● REQUIRED TASK
In the material below, identify each line bearing the word "page". Reproduce those lines.

● RECORDED INFORMATION
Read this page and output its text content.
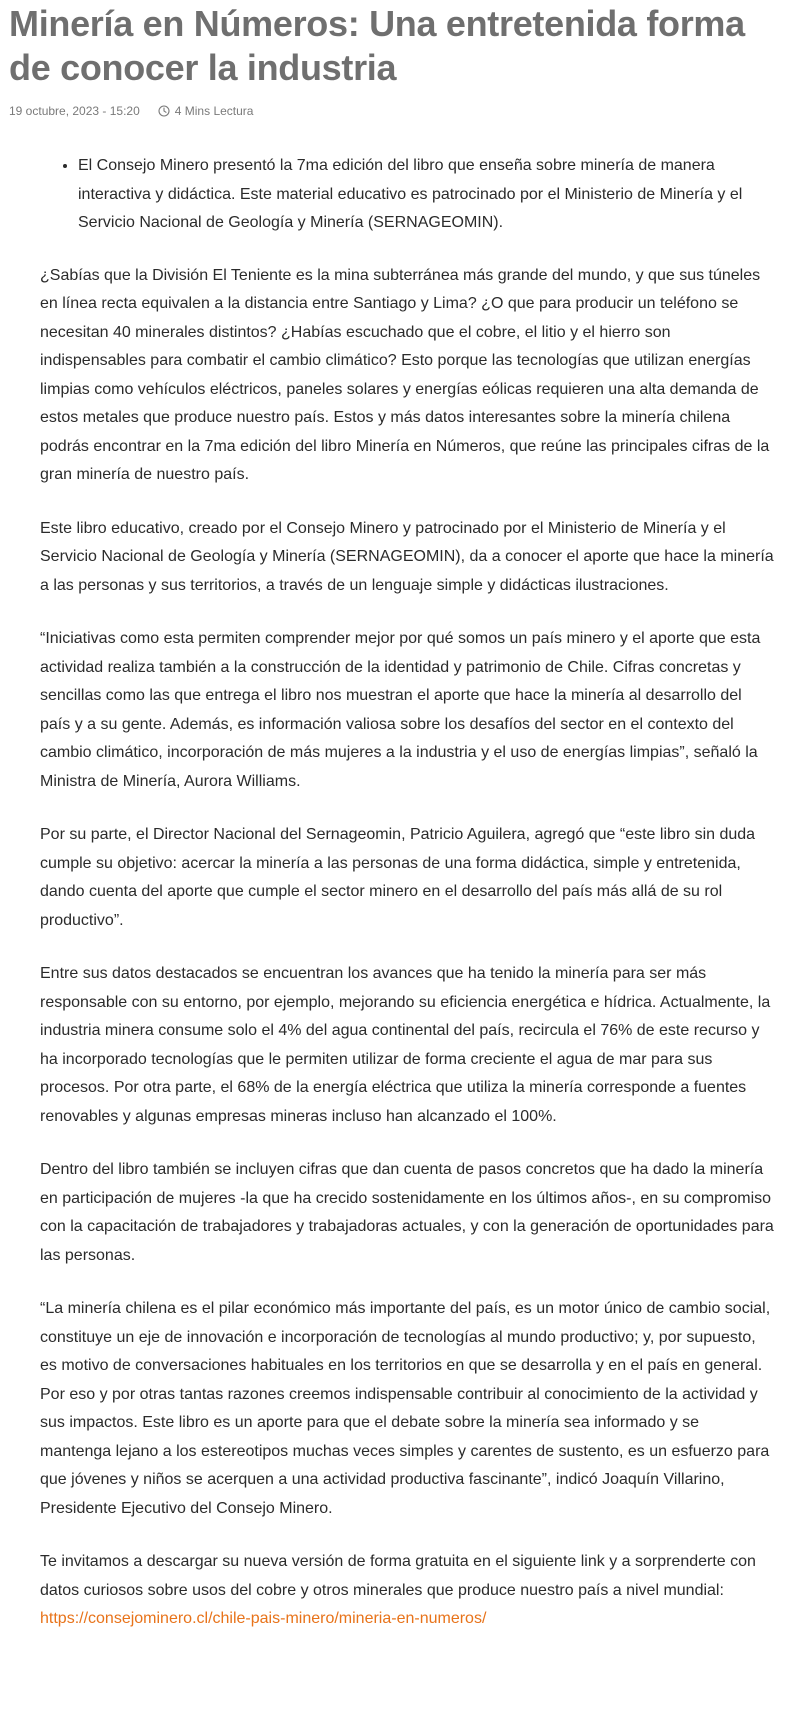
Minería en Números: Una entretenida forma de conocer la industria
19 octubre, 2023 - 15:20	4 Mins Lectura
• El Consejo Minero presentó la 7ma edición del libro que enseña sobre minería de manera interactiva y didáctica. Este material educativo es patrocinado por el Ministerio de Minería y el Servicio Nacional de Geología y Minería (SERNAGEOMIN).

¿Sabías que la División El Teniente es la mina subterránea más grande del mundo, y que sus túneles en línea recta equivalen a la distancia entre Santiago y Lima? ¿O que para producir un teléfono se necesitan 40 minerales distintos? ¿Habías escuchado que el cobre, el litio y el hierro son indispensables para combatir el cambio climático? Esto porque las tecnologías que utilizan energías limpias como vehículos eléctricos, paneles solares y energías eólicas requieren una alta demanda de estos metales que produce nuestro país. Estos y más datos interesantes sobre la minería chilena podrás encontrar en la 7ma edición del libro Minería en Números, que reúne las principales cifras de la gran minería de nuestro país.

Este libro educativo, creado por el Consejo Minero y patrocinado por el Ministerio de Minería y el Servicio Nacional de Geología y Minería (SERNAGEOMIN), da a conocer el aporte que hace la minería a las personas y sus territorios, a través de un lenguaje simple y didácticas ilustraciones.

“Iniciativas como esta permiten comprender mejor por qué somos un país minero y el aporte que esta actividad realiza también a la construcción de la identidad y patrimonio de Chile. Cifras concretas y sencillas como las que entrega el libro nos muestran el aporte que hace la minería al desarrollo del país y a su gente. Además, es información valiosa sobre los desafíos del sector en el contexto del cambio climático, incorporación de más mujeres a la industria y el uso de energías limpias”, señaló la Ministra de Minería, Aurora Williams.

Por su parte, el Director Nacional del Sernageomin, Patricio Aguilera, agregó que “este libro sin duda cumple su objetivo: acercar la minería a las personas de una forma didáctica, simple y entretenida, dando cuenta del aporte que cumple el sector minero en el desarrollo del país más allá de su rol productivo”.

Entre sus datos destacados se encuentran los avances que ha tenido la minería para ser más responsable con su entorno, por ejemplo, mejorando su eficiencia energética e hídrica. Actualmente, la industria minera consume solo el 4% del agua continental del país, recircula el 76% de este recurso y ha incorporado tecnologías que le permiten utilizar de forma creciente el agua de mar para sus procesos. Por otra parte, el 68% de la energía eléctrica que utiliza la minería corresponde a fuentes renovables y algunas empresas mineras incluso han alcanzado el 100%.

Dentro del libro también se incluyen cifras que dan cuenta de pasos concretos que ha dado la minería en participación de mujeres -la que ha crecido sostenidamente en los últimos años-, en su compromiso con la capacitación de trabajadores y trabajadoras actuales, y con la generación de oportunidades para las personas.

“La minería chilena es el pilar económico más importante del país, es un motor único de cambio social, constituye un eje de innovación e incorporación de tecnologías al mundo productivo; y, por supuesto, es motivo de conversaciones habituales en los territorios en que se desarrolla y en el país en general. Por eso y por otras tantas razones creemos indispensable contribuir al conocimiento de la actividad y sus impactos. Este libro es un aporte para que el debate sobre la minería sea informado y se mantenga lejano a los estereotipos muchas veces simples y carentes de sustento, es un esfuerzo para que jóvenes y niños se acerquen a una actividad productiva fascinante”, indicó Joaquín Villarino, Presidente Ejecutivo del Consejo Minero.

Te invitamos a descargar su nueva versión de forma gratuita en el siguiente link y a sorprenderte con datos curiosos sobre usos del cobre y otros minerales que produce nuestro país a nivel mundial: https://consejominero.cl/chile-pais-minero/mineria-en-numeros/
* * *
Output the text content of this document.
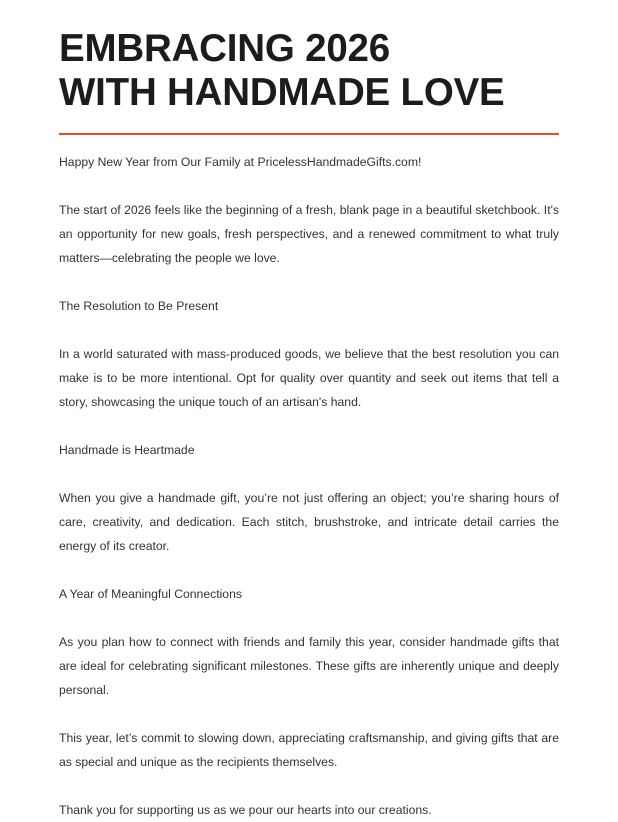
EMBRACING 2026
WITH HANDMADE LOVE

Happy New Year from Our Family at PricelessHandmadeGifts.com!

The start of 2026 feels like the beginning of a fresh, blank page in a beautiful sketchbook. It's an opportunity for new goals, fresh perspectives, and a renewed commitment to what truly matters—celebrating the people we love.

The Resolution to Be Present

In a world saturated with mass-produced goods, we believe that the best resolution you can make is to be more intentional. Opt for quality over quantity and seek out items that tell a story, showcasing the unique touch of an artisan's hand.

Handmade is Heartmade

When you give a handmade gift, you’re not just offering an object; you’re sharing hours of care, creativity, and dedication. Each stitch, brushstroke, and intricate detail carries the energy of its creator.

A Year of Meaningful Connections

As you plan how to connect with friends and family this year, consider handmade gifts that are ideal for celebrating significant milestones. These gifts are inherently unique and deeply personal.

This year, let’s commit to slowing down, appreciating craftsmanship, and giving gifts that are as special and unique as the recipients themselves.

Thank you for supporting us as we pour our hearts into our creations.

● COMPLETE ANSWER
Read this page and output its text content.
The start of 2026 feels like the beginning of a fresh, blank page in a beautiful sketchbook. It's an opportunity for new goals, fresh perspectives, and a renewed commitment to what truly matters—celebrating the people we love.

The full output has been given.